* start *

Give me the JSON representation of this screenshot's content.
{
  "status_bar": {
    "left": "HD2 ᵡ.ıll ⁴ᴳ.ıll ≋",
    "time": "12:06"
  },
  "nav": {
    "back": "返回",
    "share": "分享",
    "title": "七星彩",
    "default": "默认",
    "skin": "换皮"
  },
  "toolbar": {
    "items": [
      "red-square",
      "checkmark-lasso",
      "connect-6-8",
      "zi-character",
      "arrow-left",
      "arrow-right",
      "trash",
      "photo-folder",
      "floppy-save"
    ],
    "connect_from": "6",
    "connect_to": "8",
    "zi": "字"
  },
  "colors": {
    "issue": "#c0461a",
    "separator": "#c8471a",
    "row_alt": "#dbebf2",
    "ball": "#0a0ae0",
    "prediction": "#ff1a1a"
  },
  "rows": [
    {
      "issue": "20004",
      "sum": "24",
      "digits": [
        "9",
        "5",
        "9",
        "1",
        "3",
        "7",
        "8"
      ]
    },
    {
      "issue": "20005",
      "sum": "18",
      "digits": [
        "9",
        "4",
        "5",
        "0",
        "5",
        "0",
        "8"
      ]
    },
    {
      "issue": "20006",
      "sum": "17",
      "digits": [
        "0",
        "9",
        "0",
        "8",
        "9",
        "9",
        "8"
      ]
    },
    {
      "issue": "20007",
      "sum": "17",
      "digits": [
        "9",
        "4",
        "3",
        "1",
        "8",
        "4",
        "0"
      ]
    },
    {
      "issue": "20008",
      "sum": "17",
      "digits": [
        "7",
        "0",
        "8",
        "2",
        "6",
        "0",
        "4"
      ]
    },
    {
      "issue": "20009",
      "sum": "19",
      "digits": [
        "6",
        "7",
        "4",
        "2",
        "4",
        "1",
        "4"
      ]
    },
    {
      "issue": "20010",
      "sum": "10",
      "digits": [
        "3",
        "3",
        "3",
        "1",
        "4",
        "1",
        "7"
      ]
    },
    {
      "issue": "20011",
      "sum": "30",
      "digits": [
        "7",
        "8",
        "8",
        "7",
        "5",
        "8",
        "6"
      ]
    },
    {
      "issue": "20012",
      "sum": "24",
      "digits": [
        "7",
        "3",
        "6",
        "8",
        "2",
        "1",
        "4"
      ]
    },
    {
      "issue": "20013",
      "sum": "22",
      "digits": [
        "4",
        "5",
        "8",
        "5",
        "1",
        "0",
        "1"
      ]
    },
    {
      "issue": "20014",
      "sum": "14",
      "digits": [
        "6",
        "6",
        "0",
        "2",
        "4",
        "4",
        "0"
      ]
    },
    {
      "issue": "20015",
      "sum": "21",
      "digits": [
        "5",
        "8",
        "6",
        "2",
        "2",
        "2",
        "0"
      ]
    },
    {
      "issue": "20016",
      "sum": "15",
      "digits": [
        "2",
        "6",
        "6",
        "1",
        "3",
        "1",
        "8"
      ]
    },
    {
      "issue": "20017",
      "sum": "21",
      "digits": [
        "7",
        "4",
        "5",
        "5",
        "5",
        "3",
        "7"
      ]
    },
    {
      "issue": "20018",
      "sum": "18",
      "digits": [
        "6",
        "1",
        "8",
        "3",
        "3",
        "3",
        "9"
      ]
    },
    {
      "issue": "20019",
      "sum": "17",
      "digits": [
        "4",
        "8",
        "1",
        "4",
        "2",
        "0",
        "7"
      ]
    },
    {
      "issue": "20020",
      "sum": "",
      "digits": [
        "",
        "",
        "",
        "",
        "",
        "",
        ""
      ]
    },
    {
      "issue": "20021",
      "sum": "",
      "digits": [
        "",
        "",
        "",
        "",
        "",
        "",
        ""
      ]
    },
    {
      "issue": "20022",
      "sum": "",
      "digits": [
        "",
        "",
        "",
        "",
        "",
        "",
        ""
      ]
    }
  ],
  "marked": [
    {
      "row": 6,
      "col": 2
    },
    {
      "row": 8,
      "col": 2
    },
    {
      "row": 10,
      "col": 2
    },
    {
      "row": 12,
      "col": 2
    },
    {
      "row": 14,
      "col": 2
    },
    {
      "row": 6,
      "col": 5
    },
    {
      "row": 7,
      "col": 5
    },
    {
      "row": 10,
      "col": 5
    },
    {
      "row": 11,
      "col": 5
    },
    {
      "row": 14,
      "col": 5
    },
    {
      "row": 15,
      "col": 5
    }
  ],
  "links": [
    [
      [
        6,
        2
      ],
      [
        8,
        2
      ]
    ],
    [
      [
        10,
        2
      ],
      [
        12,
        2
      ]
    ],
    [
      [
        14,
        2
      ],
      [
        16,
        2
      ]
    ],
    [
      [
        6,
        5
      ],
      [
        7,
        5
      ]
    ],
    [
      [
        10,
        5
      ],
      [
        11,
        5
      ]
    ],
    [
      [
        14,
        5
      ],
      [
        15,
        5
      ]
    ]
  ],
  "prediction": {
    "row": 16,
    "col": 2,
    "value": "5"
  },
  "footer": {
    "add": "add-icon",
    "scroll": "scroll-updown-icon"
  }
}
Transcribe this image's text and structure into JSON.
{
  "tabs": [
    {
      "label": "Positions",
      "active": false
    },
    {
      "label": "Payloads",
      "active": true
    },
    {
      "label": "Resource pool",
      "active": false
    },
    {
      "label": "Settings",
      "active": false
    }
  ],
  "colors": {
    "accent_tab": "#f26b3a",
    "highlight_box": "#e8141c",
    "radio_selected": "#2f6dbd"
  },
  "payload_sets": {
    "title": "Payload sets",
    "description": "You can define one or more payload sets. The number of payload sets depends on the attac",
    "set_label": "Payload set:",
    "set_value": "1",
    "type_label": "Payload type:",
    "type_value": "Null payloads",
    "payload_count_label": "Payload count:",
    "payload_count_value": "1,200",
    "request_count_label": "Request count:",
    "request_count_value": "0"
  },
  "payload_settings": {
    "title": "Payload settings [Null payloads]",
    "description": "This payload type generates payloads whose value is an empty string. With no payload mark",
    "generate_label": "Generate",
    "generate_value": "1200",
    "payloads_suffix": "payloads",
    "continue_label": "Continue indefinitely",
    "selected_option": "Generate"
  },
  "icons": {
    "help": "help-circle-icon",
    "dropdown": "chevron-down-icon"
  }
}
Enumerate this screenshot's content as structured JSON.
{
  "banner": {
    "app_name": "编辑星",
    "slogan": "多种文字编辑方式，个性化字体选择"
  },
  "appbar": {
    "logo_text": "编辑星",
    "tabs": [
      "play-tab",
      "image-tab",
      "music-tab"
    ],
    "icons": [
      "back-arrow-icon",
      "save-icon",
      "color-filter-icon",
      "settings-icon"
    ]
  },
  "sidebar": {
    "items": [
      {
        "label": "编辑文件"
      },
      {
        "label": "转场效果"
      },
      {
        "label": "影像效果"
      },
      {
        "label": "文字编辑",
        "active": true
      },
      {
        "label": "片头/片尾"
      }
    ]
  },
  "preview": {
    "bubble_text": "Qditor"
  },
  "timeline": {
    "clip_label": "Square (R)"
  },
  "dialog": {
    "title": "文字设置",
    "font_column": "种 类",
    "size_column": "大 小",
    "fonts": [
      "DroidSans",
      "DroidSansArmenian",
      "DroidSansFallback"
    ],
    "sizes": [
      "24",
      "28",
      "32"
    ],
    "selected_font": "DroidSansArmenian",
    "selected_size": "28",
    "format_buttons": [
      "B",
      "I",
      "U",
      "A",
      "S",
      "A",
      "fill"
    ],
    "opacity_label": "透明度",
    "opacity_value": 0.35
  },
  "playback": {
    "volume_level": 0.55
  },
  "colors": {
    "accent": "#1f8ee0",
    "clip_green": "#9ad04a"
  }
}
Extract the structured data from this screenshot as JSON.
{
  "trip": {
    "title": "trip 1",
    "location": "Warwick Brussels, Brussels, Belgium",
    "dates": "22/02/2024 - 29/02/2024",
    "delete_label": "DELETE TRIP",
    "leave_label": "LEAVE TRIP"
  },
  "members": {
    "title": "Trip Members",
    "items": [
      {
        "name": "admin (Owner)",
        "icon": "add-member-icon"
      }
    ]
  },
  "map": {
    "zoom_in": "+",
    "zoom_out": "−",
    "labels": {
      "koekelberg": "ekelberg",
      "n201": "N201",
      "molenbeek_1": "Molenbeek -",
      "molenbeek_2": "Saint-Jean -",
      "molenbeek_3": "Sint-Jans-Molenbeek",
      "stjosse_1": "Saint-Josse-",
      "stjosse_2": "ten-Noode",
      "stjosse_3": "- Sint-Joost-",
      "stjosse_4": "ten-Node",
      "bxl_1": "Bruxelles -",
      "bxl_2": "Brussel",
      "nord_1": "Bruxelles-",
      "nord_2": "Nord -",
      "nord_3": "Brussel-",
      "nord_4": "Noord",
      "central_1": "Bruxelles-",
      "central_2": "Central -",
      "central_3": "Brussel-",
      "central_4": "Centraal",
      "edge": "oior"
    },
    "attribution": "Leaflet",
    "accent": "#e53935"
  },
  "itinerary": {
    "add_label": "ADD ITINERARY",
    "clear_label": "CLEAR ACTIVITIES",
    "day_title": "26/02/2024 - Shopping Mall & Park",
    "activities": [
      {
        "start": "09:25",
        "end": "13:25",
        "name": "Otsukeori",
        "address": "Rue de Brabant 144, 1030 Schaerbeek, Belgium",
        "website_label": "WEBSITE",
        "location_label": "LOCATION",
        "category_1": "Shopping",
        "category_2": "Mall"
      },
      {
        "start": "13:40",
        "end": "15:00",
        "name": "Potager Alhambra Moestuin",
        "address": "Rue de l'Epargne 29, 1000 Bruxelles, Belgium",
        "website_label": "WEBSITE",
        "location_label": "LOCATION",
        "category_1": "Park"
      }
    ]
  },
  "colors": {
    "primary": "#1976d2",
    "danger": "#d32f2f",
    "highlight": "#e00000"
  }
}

* end *

• Exercise aim: In the records above, locate every line with the string "Bruxelles" and copy it.

• Output below:
      "bxl_1": "Bruxelles -",
      "nord_1": "Bruxelles-",
      "central_1": "Bruxelles-",
        "address": "Rue de l'Epargne 29, 1000 Bruxelles, Belgium",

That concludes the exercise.